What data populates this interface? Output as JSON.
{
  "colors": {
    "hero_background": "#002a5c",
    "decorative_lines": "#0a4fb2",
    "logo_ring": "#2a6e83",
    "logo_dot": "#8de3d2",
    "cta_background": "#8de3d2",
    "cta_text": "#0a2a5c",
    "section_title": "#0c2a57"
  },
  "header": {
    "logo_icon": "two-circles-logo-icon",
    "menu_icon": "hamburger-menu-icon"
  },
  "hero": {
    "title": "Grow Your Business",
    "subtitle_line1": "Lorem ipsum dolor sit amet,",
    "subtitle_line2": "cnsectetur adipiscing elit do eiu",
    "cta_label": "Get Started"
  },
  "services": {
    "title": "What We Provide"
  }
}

※ ※ ※

-- Task brief --
Work out how many lines above have the string "icon" in them, and give only the number.

-- Response for this exercise --
2